[Start]

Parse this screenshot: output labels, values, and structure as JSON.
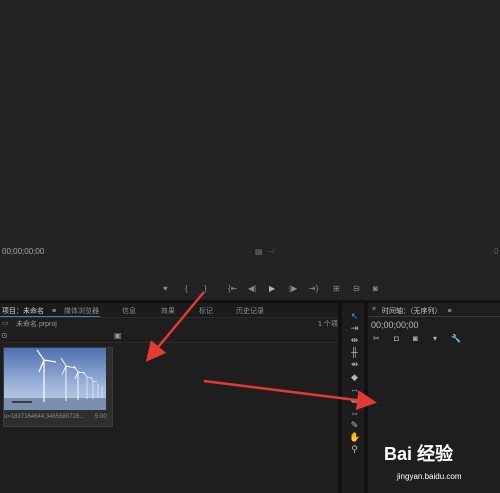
{
  "monitor": {
    "timecode_left": "00;00;00;00",
    "controls": {
      "marker": "♥",
      "mark_in": "{",
      "mark_out": "}",
      "go_in": "{⇤",
      "step_back": "◀|",
      "play": "▶",
      "step_fwd": "|▶",
      "go_out": "⇥}",
      "insert": "⊞",
      "overwrite": "⊟",
      "camera": "◙"
    }
  },
  "project_panel": {
    "tabs": [
      {
        "label": "项目：未命名",
        "menu": "≡"
      },
      {
        "label": "媒体浏览器"
      },
      {
        "label": "信息"
      },
      {
        "label": "效果"
      },
      {
        "label": "标记"
      },
      {
        "label": "历史记录"
      }
    ],
    "project_file": "未命名.prproj",
    "item_count": "1 个项",
    "clip": {
      "name": "u=1837164644,3465680728...",
      "duration": "5:00"
    }
  },
  "timeline_panel": {
    "title": "时间轴：（无序列）",
    "menu": "≡",
    "timecode": "00;00;00;00"
  },
  "watermark": {
    "logo": "Bai 经验",
    "url": "jingyan.baidu.com"
  },
  "colors": {
    "background": "#1e1e1e",
    "accent_blue": "#4a7fbf",
    "arrow_red": "#e53935"
  }
}
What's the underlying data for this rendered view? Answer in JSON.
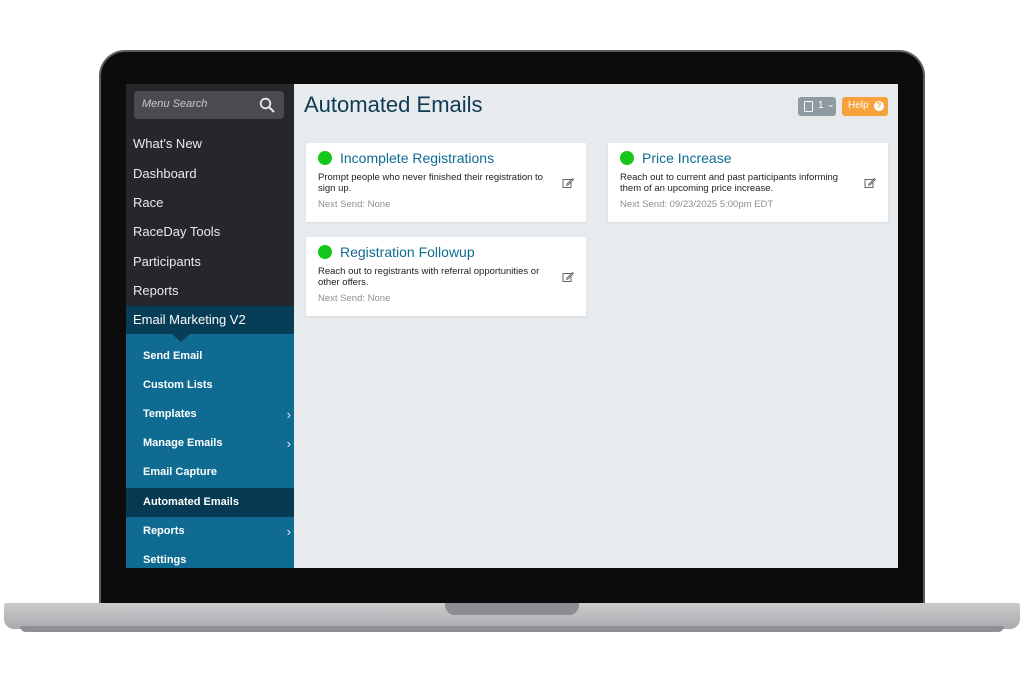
{
  "sidebar": {
    "search_placeholder": "Menu Search",
    "items": [
      {
        "label": "What's New"
      },
      {
        "label": "Dashboard"
      },
      {
        "label": "Race"
      },
      {
        "label": "RaceDay Tools"
      },
      {
        "label": "Participants"
      },
      {
        "label": "Reports"
      }
    ],
    "active_section": "Email Marketing V2",
    "submenu": [
      {
        "label": "Send Email"
      },
      {
        "label": "Custom Lists"
      },
      {
        "label": "Templates"
      },
      {
        "label": "Manage Emails"
      },
      {
        "label": "Email Capture"
      },
      {
        "label": "Automated Emails"
      },
      {
        "label": "Reports"
      },
      {
        "label": "Settings"
      }
    ]
  },
  "header": {
    "title": "Automated Emails",
    "doc_count": "1",
    "help_label": "Help"
  },
  "cards": [
    {
      "title": "Incomplete Registrations",
      "description": "Prompt people who never finished their registration to sign up.",
      "next_send": "Next Send: None",
      "status_color": "#15c61b"
    },
    {
      "title": "Price Increase",
      "description": "Reach out to current and past participants informing them of an upcoming price increase.",
      "next_send": "Next Send: 09/23/2025 5:00pm EDT",
      "status_color": "#15c61b"
    },
    {
      "title": "Registration Followup",
      "description": "Reach out to registrants with referral opportunities or other offers.",
      "next_send": "Next Send: None",
      "status_color": "#15c61b"
    }
  ],
  "colors": {
    "sidebar_bg": "#26272b",
    "active_section_bg": "#073d57",
    "submenu_bg": "#0f6b91",
    "accent_orange": "#f7a23b",
    "status_green": "#15c61b"
  }
}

[End]

§ What you will do
Identify the lines that hold the word "Emails". Copy every one of them.

§ Correct output
        "label": "Manage Emails"
        "label": "Automated Emails"
    "title": "Automated Emails",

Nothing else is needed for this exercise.